◆ Material:
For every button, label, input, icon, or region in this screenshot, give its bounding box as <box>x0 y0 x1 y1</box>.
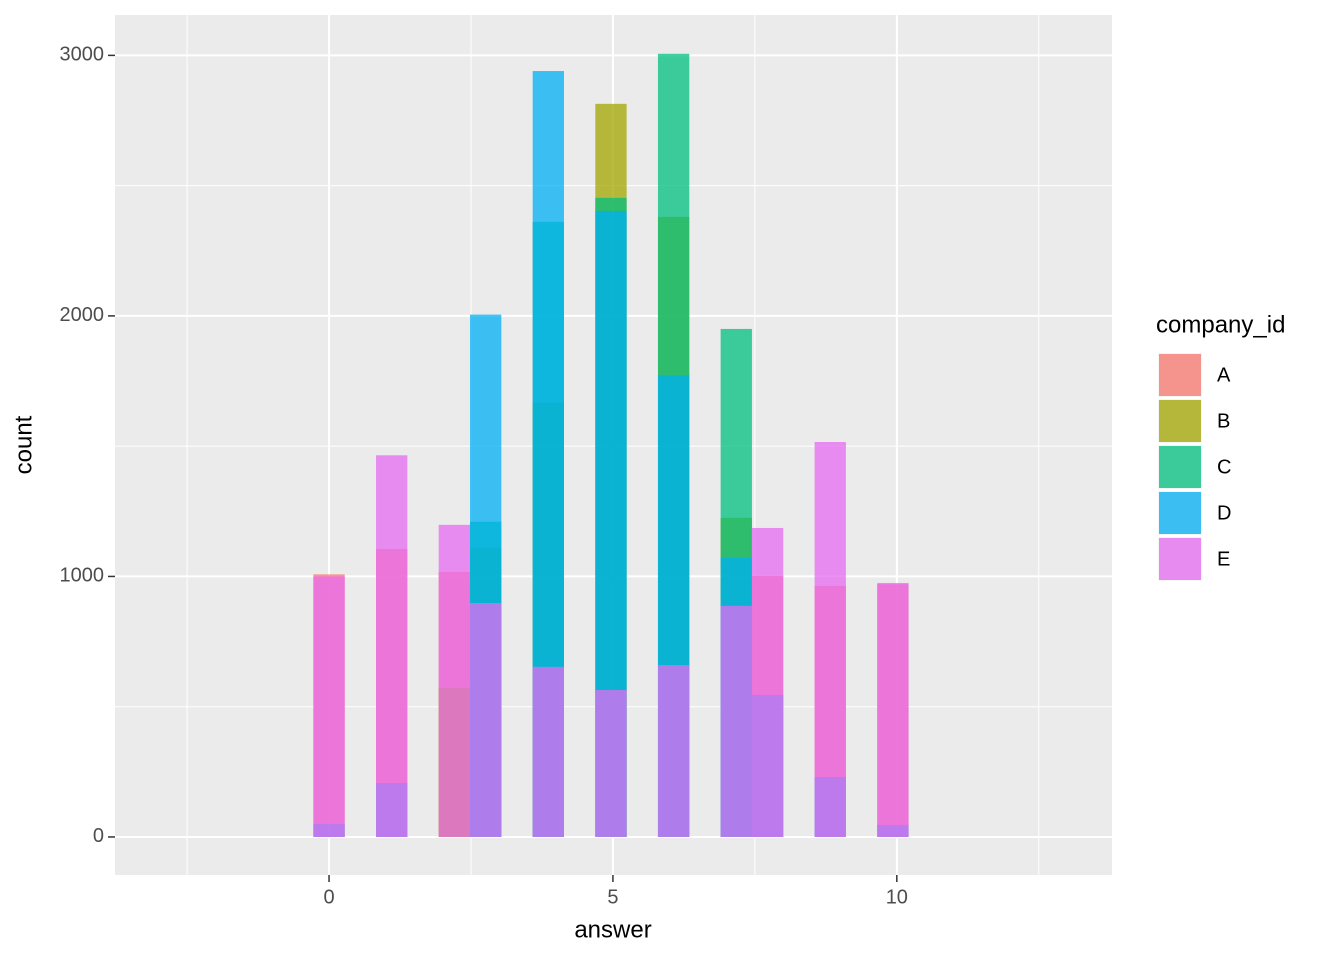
bar <box>376 455 408 837</box>
x-axis-title: answer <box>574 916 651 943</box>
y-tick-label: 0 <box>93 825 104 847</box>
bar <box>438 524 471 837</box>
y-tick-label: 3000 <box>60 44 105 66</box>
bar <box>470 603 502 837</box>
legend-label: E <box>1217 548 1230 570</box>
bar <box>877 582 909 837</box>
bar <box>532 666 564 837</box>
x-tick-label: 0 <box>323 886 334 908</box>
legend-key <box>1159 446 1201 488</box>
legend-label: A <box>1217 364 1231 386</box>
legend-key <box>1159 492 1201 534</box>
bar <box>814 442 846 837</box>
legend-key <box>1159 354 1201 396</box>
y-tick-label: 1000 <box>60 565 105 587</box>
legend-label: B <box>1217 410 1230 432</box>
bar <box>595 690 627 837</box>
bar <box>657 665 690 837</box>
x-tick-label: 5 <box>607 886 618 908</box>
legend-key <box>1159 400 1201 442</box>
bar <box>751 527 784 837</box>
y-axis-title: count <box>10 415 37 474</box>
legend-key <box>1159 538 1201 580</box>
x-tick-label: 10 <box>886 886 908 908</box>
legend-label: C <box>1217 456 1231 478</box>
bar <box>720 605 752 837</box>
legend-label: D <box>1217 502 1231 524</box>
legend-title: company_id <box>1156 311 1285 338</box>
y-tick-label: 2000 <box>60 304 105 326</box>
bar <box>313 576 345 837</box>
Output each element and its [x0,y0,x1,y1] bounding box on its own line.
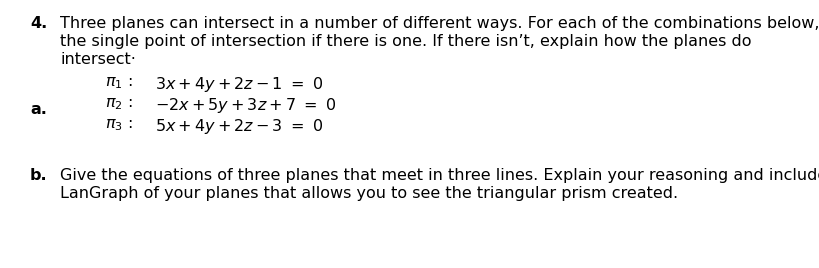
Text: intersect·: intersect· [60,52,136,67]
Text: Give the equations of three planes that meet in three lines. Explain your reason: Give the equations of three planes that … [60,168,819,183]
Text: $5x + 4y + 2z - 3 \ = \ 0$: $5x + 4y + 2z - 3 \ = \ 0$ [155,117,323,136]
Text: $\pi_1$ :: $\pi_1$ : [105,75,133,91]
Text: $3x + 4y + 2z - 1 \ = \ 0$: $3x + 4y + 2z - 1 \ = \ 0$ [155,75,323,94]
Text: $-2x + 5y + 3z + 7 \ = \ 0$: $-2x + 5y + 3z + 7 \ = \ 0$ [155,96,336,115]
Text: 4.: 4. [30,16,48,31]
Text: $\pi_2$ :: $\pi_2$ : [105,96,133,112]
Text: LanGraph of your planes that allows you to see the triangular prism created.: LanGraph of your planes that allows you … [60,186,677,201]
Text: the single point of intersection if there is one. If there isn’t, explain how th: the single point of intersection if ther… [60,34,750,49]
Text: b.: b. [30,168,48,183]
Text: $\pi_3$ :: $\pi_3$ : [105,117,133,133]
Text: Three planes can intersect in a number of different ways. For each of the combin: Three planes can intersect in a number o… [60,16,819,31]
Text: a.: a. [30,102,47,117]
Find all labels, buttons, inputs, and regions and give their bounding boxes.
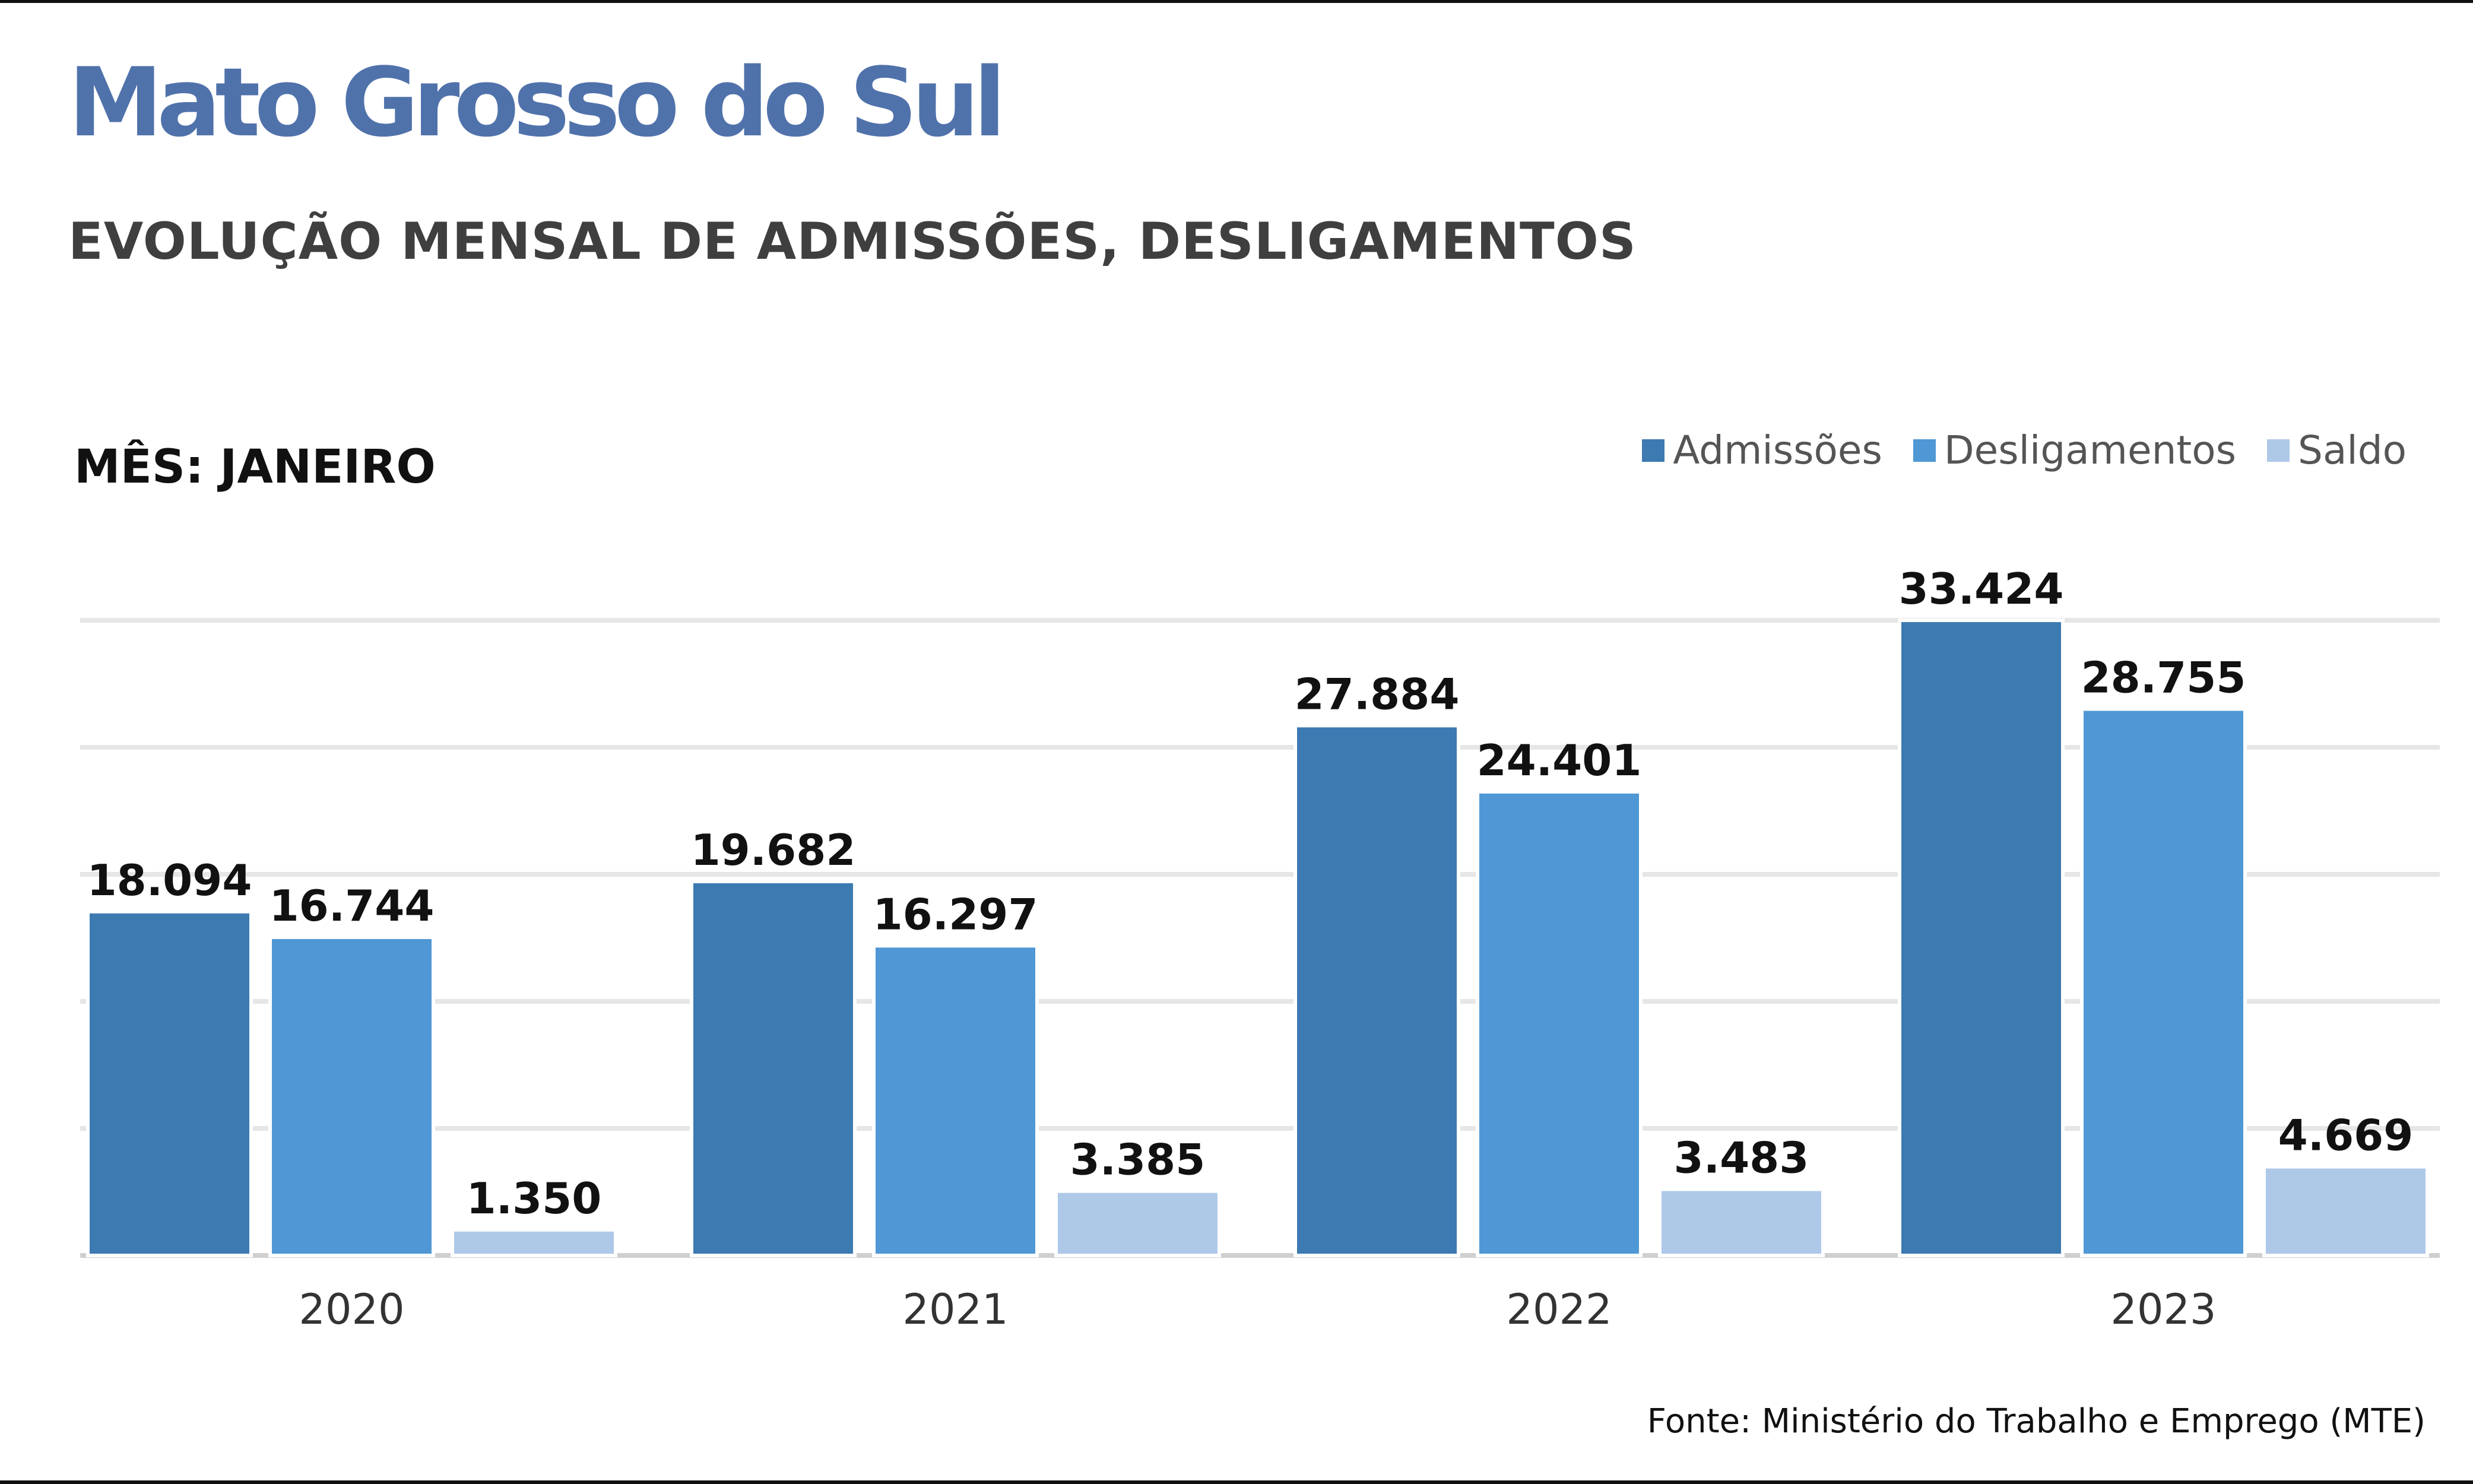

◆ Task details: Please retype every line of the records above word for word, leaving out the pictures.

◆ Correct output:
For every button, label, input, icon, or region in this screenshot, give its bounding box as <box>x0 y0 x1 y1</box>.
bar <box>376 455 408 837</box>
x-axis-title: answer <box>574 916 651 943</box>
y-tick-label: 0 <box>93 825 104 847</box>
bar <box>438 524 471 837</box>
y-tick-label: 3000 <box>60 44 105 66</box>
bar <box>470 603 502 837</box>
legend-label: E <box>1217 548 1230 570</box>
bar <box>877 582 909 837</box>
bar <box>532 666 564 837</box>
x-tick-label: 0 <box>323 886 334 908</box>
legend-key <box>1159 446 1201 488</box>
legend-label: A <box>1217 364 1231 386</box>
legend-key <box>1159 492 1201 534</box>
bar <box>814 442 846 837</box>
legend-key <box>1159 354 1201 396</box>
y-tick-label: 1000 <box>60 565 105 587</box>
legend-label: B <box>1217 410 1230 432</box>
bar <box>595 690 627 837</box>
bar <box>657 665 690 837</box>
x-tick-label: 5 <box>607 886 618 908</box>
legend-key <box>1159 400 1201 442</box>
bar <box>751 527 784 837</box>
y-axis-title: count <box>10 415 37 474</box>
legend-key <box>1159 538 1201 580</box>
x-tick-label: 10 <box>886 886 908 908</box>
legend-label: C <box>1217 456 1231 478</box>
bar <box>720 605 752 837</box>
legend-label: D <box>1217 502 1231 524</box>
legend-title: company_id <box>1156 311 1285 338</box>
y-tick-label: 2000 <box>60 304 105 326</box>
bar <box>313 576 345 837</box>
Output each element and its [x0,y0,x1,y1] bounding box on its own line.
Text: intersect·: intersect· [60,52,136,67]
Text: Give the equations of three planes that meet in three lines. Explain your reason: Give the equations of three planes that … [60,168,819,183]
Text: $5x + 4y + 2z - 3 \ = \ 0$: $5x + 4y + 2z - 3 \ = \ 0$ [155,117,323,136]
Text: $\pi_1$ :: $\pi_1$ : [105,75,133,91]
Text: $3x + 4y + 2z - 1 \ = \ 0$: $3x + 4y + 2z - 1 \ = \ 0$ [155,75,323,94]
Text: $-2x + 5y + 3z + 7 \ = \ 0$: $-2x + 5y + 3z + 7 \ = \ 0$ [155,96,336,115]
Text: 4.: 4. [30,16,48,31]
Text: $\pi_2$ :: $\pi_2$ : [105,96,133,112]
Text: LanGraph of your planes that allows you to see the triangular prism created.: LanGraph of your planes that allows you … [60,186,677,201]
Text: the single point of intersection if there is one. If there isn’t, explain how th: the single point of intersection if ther… [60,34,750,49]
Text: b.: b. [30,168,48,183]
Text: $\pi_3$ :: $\pi_3$ : [105,117,133,133]
Text: Three planes can intersect in a number of different ways. For each of the combin: Three planes can intersect in a number o… [60,16,819,31]
Text: a.: a. [30,102,47,117]
Find all labels, buttons, inputs, and regions and give their bounding boxes.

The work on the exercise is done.